- [AIM]: Lift out each line of the data that holds "Heat".

- [SUPPLIED MATERIAL]:
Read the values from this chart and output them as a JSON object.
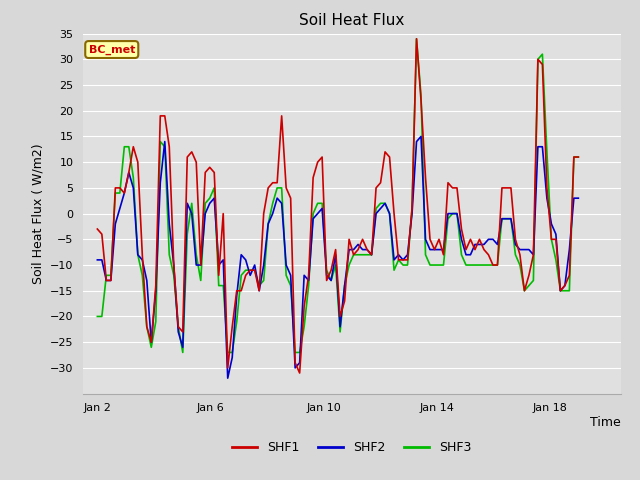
{
  "title": "Soil Heat Flux",
  "xlabel": "Time",
  "ylabel": "Soil Heat Flux ( W/m2)",
  "ylim": [
    -35,
    35
  ],
  "yticks": [
    -30,
    -25,
    -20,
    -15,
    -10,
    -5,
    0,
    5,
    10,
    15,
    20,
    25,
    30,
    35
  ],
  "bg_color": "#d8d8d8",
  "plot_bg_color": "#e0e0e0",
  "grid_color": "#ffffff",
  "shf1_color": "#cc0000",
  "shf2_color": "#0000cc",
  "shf3_color": "#00bb00",
  "legend_label": "BC_met",
  "legend_bg": "#ffffaa",
  "legend_border": "#886600",
  "x_tick_labels": [
    "Jan 2",
    "Jan 6",
    "Jan 10",
    "Jan 14",
    "Jan 18"
  ],
  "x_tick_positions": [
    0,
    4,
    8,
    12,
    16
  ],
  "xlim": [
    -0.5,
    18.5
  ],
  "shf1": [
    -3,
    -4,
    -13,
    -13,
    5,
    5,
    4,
    8,
    13,
    10,
    -8,
    -22,
    -25,
    -14,
    19,
    19,
    13,
    -10,
    -22,
    -23,
    11,
    12,
    10,
    -10,
    8,
    9,
    8,
    -12,
    0,
    -30,
    -22,
    -15,
    -15,
    -12,
    -11,
    -11,
    -15,
    0,
    5,
    6,
    6,
    19,
    5,
    3,
    -29,
    -31,
    -18,
    -12,
    7,
    10,
    11,
    -13,
    -11,
    -7,
    -20,
    -17,
    -5,
    -8,
    -7,
    -5,
    -7,
    -8,
    5,
    6,
    12,
    11,
    0,
    -9,
    -9,
    -9,
    1,
    34,
    22,
    7,
    -5,
    -7,
    -5,
    -8,
    6,
    5,
    5,
    -3,
    -7,
    -5,
    -7,
    -5,
    -7,
    -8,
    -10,
    -10,
    5,
    5,
    5,
    -5,
    -8,
    -15,
    -12,
    -8,
    30,
    29,
    5,
    -5,
    -5,
    -15,
    -14,
    -12,
    11,
    11
  ],
  "shf2": [
    -9,
    -9,
    -13,
    -13,
    -2,
    1,
    4,
    8,
    5,
    -8,
    -9,
    -13,
    -25,
    -15,
    6,
    14,
    -2,
    -10,
    -23,
    -26,
    2,
    0,
    -10,
    -10,
    0,
    2,
    3,
    -10,
    -9,
    -32,
    -28,
    -16,
    -8,
    -9,
    -12,
    -10,
    -15,
    -10,
    -2,
    0,
    3,
    2,
    -10,
    -12,
    -30,
    -29,
    -12,
    -13,
    -1,
    0,
    1,
    -12,
    -13,
    -8,
    -22,
    -14,
    -7,
    -7,
    -6,
    -7,
    -7,
    -8,
    0,
    1,
    2,
    0,
    -9,
    -8,
    -9,
    -8,
    0,
    14,
    15,
    -5,
    -7,
    -7,
    -7,
    -7,
    0,
    0,
    0,
    -5,
    -8,
    -8,
    -6,
    -6,
    -6,
    -5,
    -5,
    -6,
    -1,
    -1,
    -1,
    -6,
    -7,
    -7,
    -7,
    -8,
    13,
    13,
    3,
    -2,
    -4,
    -15,
    -14,
    -7,
    3,
    3
  ],
  "shf3": [
    -20,
    -20,
    -12,
    -12,
    4,
    4,
    13,
    13,
    7,
    -8,
    -12,
    -22,
    -26,
    -21,
    14,
    13,
    -8,
    -12,
    -22,
    -27,
    -4,
    2,
    -8,
    -13,
    2,
    3,
    5,
    -14,
    -14,
    -27,
    -27,
    -21,
    -12,
    -11,
    -11,
    -11,
    -14,
    -13,
    -2,
    2,
    5,
    5,
    -12,
    -14,
    -27,
    -27,
    -22,
    -14,
    0,
    2,
    2,
    -11,
    -13,
    -10,
    -23,
    -14,
    -10,
    -8,
    -8,
    -8,
    -8,
    -8,
    1,
    2,
    2,
    0,
    -11,
    -9,
    -10,
    -10,
    1,
    34,
    23,
    -8,
    -10,
    -10,
    -10,
    -10,
    -1,
    0,
    0,
    -8,
    -10,
    -10,
    -10,
    -10,
    -10,
    -10,
    -10,
    -10,
    -1,
    -1,
    -1,
    -8,
    -10,
    -15,
    -14,
    -13,
    30,
    31,
    12,
    -5,
    -9,
    -15,
    -15,
    -15,
    11,
    11
  ]
}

- [THE ANSWER]:
  "title": "Soil Heat Flux",
  "ylabel": "Soil Heat Flux ( W/m2)",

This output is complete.